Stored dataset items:
_____

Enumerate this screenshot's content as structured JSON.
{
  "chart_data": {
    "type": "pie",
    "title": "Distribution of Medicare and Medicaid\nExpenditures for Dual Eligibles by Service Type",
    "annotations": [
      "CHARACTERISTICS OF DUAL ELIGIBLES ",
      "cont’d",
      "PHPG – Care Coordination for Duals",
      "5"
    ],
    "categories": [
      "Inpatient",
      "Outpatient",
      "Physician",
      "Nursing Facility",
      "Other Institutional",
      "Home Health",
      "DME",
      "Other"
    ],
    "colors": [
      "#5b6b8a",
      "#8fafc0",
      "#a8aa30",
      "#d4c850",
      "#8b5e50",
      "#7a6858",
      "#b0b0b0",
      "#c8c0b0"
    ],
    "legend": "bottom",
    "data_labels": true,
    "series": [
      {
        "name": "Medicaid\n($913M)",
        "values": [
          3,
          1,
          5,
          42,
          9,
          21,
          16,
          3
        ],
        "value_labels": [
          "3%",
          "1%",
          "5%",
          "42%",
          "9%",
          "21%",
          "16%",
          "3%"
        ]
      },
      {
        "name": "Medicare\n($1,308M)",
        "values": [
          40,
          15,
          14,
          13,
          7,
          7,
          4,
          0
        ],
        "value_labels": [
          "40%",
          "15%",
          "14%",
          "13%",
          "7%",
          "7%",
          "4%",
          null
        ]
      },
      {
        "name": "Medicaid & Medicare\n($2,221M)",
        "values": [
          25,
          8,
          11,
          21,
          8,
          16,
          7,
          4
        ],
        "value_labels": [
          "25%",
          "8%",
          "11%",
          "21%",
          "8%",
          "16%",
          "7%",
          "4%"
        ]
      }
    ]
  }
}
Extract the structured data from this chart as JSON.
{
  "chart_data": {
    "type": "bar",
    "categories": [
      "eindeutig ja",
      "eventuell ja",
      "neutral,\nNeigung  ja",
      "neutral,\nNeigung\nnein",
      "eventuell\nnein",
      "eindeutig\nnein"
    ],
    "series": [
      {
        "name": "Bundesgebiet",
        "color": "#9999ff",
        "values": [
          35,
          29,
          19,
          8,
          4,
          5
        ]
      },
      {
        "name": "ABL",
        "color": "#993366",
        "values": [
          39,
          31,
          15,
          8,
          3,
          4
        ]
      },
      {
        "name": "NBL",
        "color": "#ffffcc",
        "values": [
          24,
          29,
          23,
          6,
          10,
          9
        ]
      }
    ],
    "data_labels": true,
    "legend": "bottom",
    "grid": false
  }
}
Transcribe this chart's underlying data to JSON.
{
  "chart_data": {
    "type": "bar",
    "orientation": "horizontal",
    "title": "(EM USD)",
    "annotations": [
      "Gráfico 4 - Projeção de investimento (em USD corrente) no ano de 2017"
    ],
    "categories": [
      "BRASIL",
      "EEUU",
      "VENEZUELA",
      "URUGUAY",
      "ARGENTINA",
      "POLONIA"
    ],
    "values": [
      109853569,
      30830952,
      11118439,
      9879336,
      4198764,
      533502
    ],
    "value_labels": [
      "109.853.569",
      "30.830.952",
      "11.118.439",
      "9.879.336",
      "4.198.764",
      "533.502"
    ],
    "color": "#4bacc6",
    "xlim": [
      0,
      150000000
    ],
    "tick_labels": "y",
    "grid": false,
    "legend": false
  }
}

_____

→ **Work required**
Each line of the material should be echoed exactly.

→ **Completed exercise**
Enumerate this screenshot's content as structured JSON.
{
  "chart_data": {
    "type": "pie",
    "title": "Distribution of Medicare and Medicaid\nExpenditures for Dual Eligibles by Service Type",
    "annotations": [
      "CHARACTERISTICS OF DUAL ELIGIBLES ",
      "cont’d",
      "PHPG – Care Coordination for Duals",
      "5"
    ],
    "categories": [
      "Inpatient",
      "Outpatient",
      "Physician",
      "Nursing Facility",
      "Other Institutional",
      "Home Health",
      "DME",
      "Other"
    ],
    "colors": [
      "#5b6b8a",
      "#8fafc0",
      "#a8aa30",
      "#d4c850",
      "#8b5e50",
      "#7a6858",
      "#b0b0b0",
      "#c8c0b0"
    ],
    "legend": "bottom",
    "data_labels": true,
    "series": [
      {
        "name": "Medicaid\n($913M)",
        "values": [
          3,
          1,
          5,
          42,
          9,
          21,
          16,
          3
        ],
        "value_labels": [
          "3%",
          "1%",
          "5%",
          "42%",
          "9%",
          "21%",
          "16%",
          "3%"
        ]
      },
      {
        "name": "Medicare\n($1,308M)",
        "values": [
          40,
          15,
          14,
          13,
          7,
          7,
          4,
          0
        ],
        "value_labels": [
          "40%",
          "15%",
          "14%",
          "13%",
          "7%",
          "7%",
          "4%",
          null
        ]
      },
      {
        "name": "Medicaid & Medicare\n($2,221M)",
        "values": [
          25,
          8,
          11,
          21,
          8,
          16,
          7,
          4
        ],
        "value_labels": [
          "25%",
          "8%",
          "11%",
          "21%",
          "8%",
          "16%",
          "7%",
          "4%"
        ]
      }
    ]
  }
}
Extract the structured data from this chart as JSON.
{
  "chart_data": {
    "type": "bar",
    "categories": [
      "eindeutig ja",
      "eventuell ja",
      "neutral,\nNeigung  ja",
      "neutral,\nNeigung\nnein",
      "eventuell\nnein",
      "eindeutig\nnein"
    ],
    "series": [
      {
        "name": "Bundesgebiet",
        "color": "#9999ff",
        "values": [
          35,
          29,
          19,
          8,
          4,
          5
        ]
      },
      {
        "name": "ABL",
        "color": "#993366",
        "values": [
          39,
          31,
          15,
          8,
          3,
          4
        ]
      },
      {
        "name": "NBL",
        "color": "#ffffcc",
        "values": [
          24,
          29,
          23,
          6,
          10,
          9
        ]
      }
    ],
    "data_labels": true,
    "legend": "bottom",
    "grid": false
  }
}
Transcribe this chart's underlying data to JSON.
{
  "chart_data": {
    "type": "bar",
    "orientation": "horizontal",
    "title": "(EM USD)",
    "annotations": [
      "Gráfico 4 - Projeção de investimento (em USD corrente) no ano de 2017"
    ],
    "categories": [
      "BRASIL",
      "EEUU",
      "VENEZUELA",
      "URUGUAY",
      "ARGENTINA",
      "POLONIA"
    ],
    "values": [
      109853569,
      30830952,
      11118439,
      9879336,
      4198764,
      533502
    ],
    "value_labels": [
      "109.853.569",
      "30.830.952",
      "11.118.439",
      "9.879.336",
      "4.198.764",
      "533.502"
    ],
    "color": "#4bacc6",
    "xlim": [
      0,
      150000000
    ],
    "tick_labels": "y",
    "grid": false,
    "legend": false
  }
}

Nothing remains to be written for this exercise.